Written instruction: Your task is to copy the listing exactly, with the pictures left out.

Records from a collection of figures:
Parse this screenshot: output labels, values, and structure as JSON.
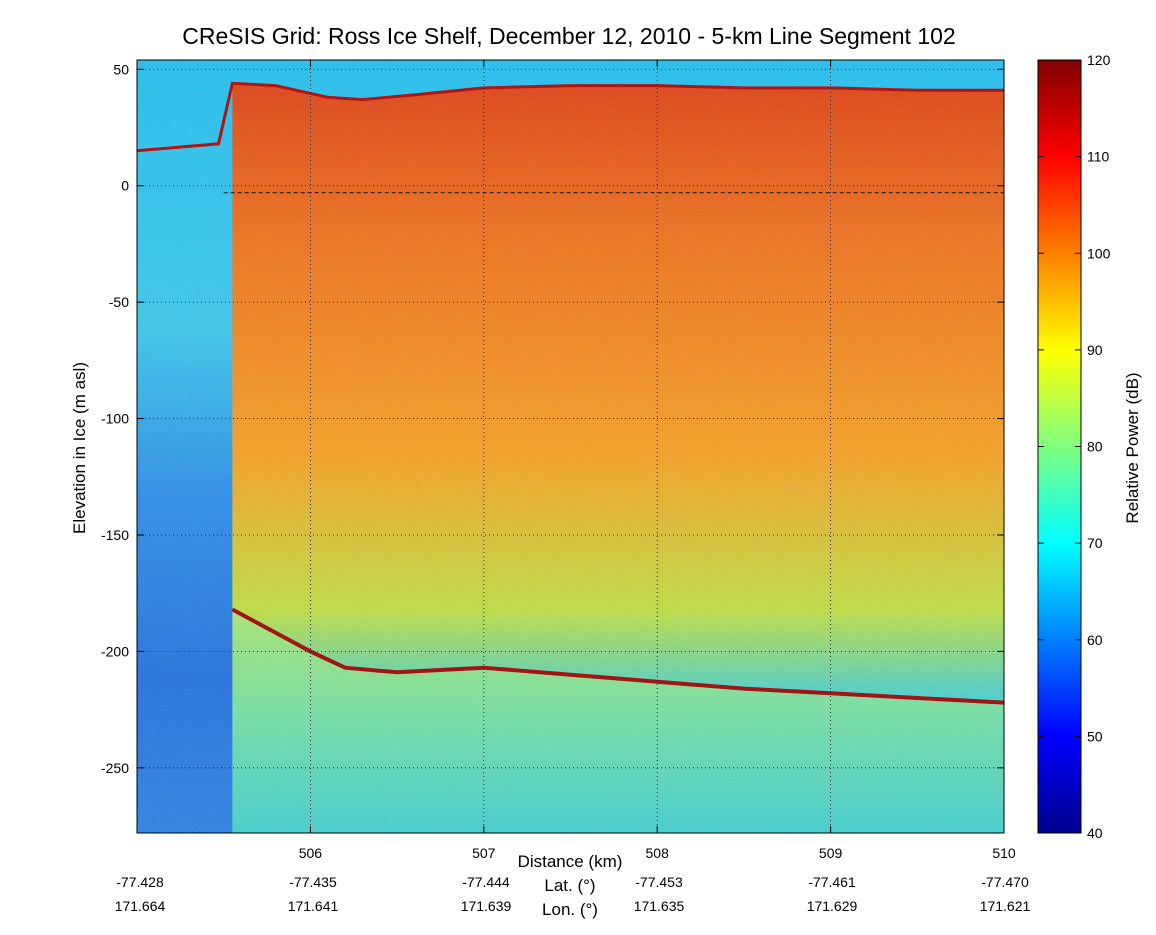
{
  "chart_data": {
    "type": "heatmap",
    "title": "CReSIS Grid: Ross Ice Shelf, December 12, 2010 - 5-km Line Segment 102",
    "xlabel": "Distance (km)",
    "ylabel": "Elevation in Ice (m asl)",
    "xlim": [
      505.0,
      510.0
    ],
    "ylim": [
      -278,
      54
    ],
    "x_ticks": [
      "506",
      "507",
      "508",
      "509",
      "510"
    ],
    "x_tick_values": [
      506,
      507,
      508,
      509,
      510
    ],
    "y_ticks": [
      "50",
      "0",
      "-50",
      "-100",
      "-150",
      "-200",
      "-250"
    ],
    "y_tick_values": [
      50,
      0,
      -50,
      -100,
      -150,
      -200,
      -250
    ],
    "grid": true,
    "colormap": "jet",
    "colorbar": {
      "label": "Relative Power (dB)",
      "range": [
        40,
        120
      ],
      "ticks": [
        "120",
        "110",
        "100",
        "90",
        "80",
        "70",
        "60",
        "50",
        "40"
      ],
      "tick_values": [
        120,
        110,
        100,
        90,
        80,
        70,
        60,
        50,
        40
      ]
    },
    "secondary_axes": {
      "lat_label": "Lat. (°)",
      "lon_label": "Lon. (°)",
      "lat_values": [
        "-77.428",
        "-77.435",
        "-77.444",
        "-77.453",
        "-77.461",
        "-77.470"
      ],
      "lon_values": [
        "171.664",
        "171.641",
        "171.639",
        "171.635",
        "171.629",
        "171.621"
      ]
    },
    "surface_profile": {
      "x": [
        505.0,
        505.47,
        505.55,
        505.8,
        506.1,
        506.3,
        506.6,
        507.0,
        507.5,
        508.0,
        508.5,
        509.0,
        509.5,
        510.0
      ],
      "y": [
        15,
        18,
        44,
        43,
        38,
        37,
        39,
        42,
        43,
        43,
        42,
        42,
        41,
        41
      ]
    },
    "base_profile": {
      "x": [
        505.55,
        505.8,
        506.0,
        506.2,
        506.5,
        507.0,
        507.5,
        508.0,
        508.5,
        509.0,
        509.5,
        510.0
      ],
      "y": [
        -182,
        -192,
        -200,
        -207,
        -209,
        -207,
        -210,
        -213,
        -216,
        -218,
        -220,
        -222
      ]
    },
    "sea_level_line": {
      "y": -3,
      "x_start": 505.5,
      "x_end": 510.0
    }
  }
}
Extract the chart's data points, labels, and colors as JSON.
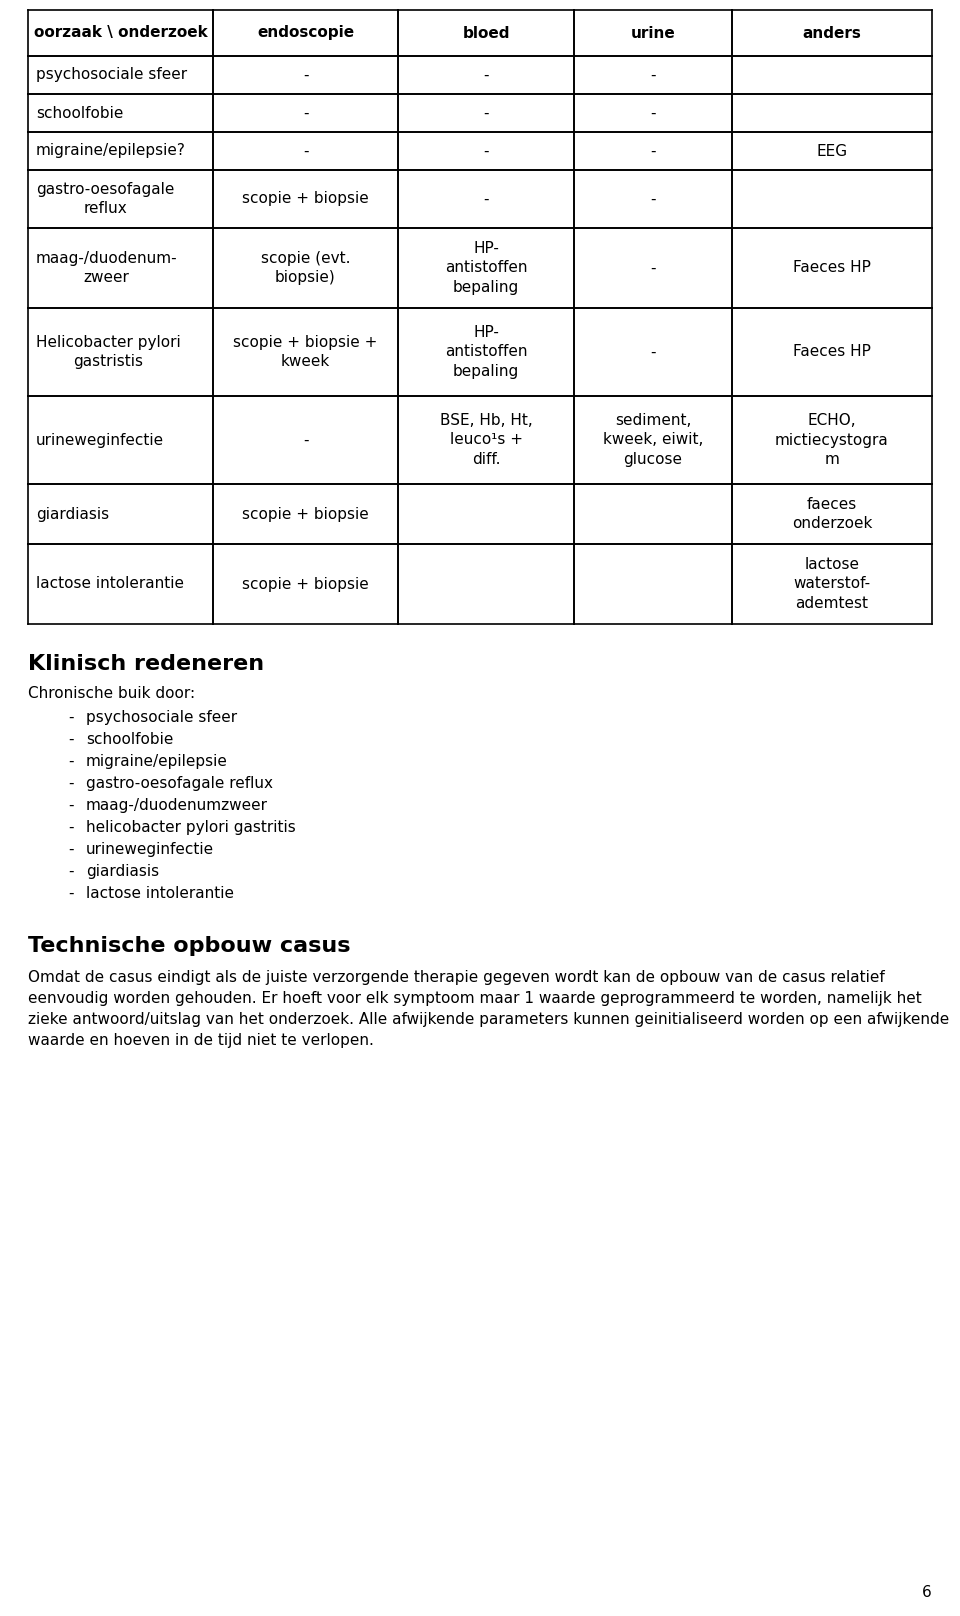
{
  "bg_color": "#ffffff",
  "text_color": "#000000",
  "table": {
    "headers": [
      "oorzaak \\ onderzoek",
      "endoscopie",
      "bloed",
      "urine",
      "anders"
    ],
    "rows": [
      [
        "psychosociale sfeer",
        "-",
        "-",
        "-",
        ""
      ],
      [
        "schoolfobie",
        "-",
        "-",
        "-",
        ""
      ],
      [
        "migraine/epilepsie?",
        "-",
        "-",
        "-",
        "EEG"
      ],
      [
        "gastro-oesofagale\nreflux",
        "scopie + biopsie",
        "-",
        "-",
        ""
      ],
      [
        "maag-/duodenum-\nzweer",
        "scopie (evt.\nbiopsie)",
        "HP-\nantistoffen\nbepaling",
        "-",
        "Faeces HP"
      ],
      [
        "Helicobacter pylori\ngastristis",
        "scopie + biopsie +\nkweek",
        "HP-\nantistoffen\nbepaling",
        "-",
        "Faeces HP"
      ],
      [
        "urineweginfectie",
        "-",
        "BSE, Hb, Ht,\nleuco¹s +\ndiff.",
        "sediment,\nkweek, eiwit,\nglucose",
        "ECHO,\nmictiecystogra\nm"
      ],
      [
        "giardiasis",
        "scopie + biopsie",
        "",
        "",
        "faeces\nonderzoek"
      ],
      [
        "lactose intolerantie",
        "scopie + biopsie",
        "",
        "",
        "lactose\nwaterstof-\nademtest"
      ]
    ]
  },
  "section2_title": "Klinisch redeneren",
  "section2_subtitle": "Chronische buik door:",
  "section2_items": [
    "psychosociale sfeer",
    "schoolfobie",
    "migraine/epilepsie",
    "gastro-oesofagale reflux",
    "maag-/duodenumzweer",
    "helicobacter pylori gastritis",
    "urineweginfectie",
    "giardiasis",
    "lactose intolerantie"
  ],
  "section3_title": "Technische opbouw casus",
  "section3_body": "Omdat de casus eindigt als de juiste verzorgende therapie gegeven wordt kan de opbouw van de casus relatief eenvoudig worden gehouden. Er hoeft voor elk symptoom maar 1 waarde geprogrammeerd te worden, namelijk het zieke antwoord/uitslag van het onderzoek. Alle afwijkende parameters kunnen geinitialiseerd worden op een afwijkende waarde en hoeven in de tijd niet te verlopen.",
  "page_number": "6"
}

Reply:
Parse this screenshot: output labels, values, and structure as JSON.
{
  "chart_data": {
    "type": "heatmap",
    "title": "CReSIS Grid: Ross Ice Shelf, December 12, 2010 - 5-km Line Segment 102",
    "xlabel": "Distance (km)",
    "ylabel": "Elevation in Ice (m asl)",
    "xlim": [
      505.0,
      510.0
    ],
    "ylim": [
      -278,
      54
    ],
    "x_ticks": [
      "506",
      "507",
      "508",
      "509",
      "510"
    ],
    "x_tick_values": [
      506,
      507,
      508,
      509,
      510
    ],
    "y_ticks": [
      "50",
      "0",
      "-50",
      "-100",
      "-150",
      "-200",
      "-250"
    ],
    "y_tick_values": [
      50,
      0,
      -50,
      -100,
      -150,
      -200,
      -250
    ],
    "grid": true,
    "colormap": "jet",
    "colorbar": {
      "label": "Relative Power (dB)",
      "range": [
        40,
        120
      ],
      "ticks": [
        "120",
        "110",
        "100",
        "90",
        "80",
        "70",
        "60",
        "50",
        "40"
      ],
      "tick_values": [
        120,
        110,
        100,
        90,
        80,
        70,
        60,
        50,
        40
      ]
    },
    "secondary_axes": {
      "lat_label": "Lat. (°)",
      "lon_label": "Lon. (°)",
      "lat_values": [
        "-77.428",
        "-77.435",
        "-77.444",
        "-77.453",
        "-77.461",
        "-77.470"
      ],
      "lon_values": [
        "171.664",
        "171.641",
        "171.639",
        "171.635",
        "171.629",
        "171.621"
      ]
    },
    "surface_profile": {
      "x": [
        505.0,
        505.47,
        505.55,
        505.8,
        506.1,
        506.3,
        506.6,
        507.0,
        507.5,
        508.0,
        508.5,
        509.0,
        509.5,
        510.0
      ],
      "y": [
        15,
        18,
        44,
        43,
        38,
        37,
        39,
        42,
        43,
        43,
        42,
        42,
        41,
        41
      ]
    },
    "base_profile": {
      "x": [
        505.55,
        505.8,
        506.0,
        506.2,
        506.5,
        507.0,
        507.5,
        508.0,
        508.5,
        509.0,
        509.5,
        510.0
      ],
      "y": [
        -182,
        -192,
        -200,
        -207,
        -209,
        -207,
        -210,
        -213,
        -216,
        -218,
        -220,
        -222
      ]
    },
    "sea_level_line": {
      "y": -3,
      "x_start": 505.5,
      "x_end": 510.0
    }
  }
}
Extract the chart's data points, labels, and colors as JSON.
{
  "bg_color": "#ffffff",
  "text_color": "#000000",
  "table": {
    "headers": [
      "oorzaak \\ onderzoek",
      "endoscopie",
      "bloed",
      "urine",
      "anders"
    ],
    "rows": [
      [
        "psychosociale sfeer",
        "-",
        "-",
        "-",
        ""
      ],
      [
        "schoolfobie",
        "-",
        "-",
        "-",
        ""
      ],
      [
        "migraine/epilepsie?",
        "-",
        "-",
        "-",
        "EEG"
      ],
      [
        "gastro-oesofagale\nreflux",
        "scopie + biopsie",
        "-",
        "-",
        ""
      ],
      [
        "maag-/duodenum-\nzweer",
        "scopie (evt.\nbiopsie)",
        "HP-\nantistoffen\nbepaling",
        "-",
        "Faeces HP"
      ],
      [
        "Helicobacter pylori\ngastristis",
        "scopie + biopsie +\nkweek",
        "HP-\nantistoffen\nbepaling",
        "-",
        "Faeces HP"
      ],
      [
        "urineweginfectie",
        "-",
        "BSE, Hb, Ht,\nleuco¹s +\ndiff.",
        "sediment,\nkweek, eiwit,\nglucose",
        "ECHO,\nmictiecystogra\nm"
      ],
      [
        "giardiasis",
        "scopie + biopsie",
        "",
        "",
        "faeces\nonderzoek"
      ],
      [
        "lactose intolerantie",
        "scopie + biopsie",
        "",
        "",
        "lactose\nwaterstof-\nademtest"
      ]
    ]
  },
  "section2_title": "Klinisch redeneren",
  "section2_subtitle": "Chronische buik door:",
  "section2_items": [
    "psychosociale sfeer",
    "schoolfobie",
    "migraine/epilepsie",
    "gastro-oesofagale reflux",
    "maag-/duodenumzweer",
    "helicobacter pylori gastritis",
    "urineweginfectie",
    "giardiasis",
    "lactose intolerantie"
  ],
  "section3_title": "Technische opbouw casus",
  "section3_body": "Omdat de casus eindigt als de juiste verzorgende therapie gegeven wordt kan de opbouw van de casus relatief eenvoudig worden gehouden. Er hoeft voor elk symptoom maar 1 waarde geprogrammeerd te worden, namelijk het zieke antwoord/uitslag van het onderzoek. Alle afwijkende parameters kunnen geinitialiseerd worden op een afwijkende waarde en hoeven in de tijd niet te verlopen.",
  "page_number": "6"
}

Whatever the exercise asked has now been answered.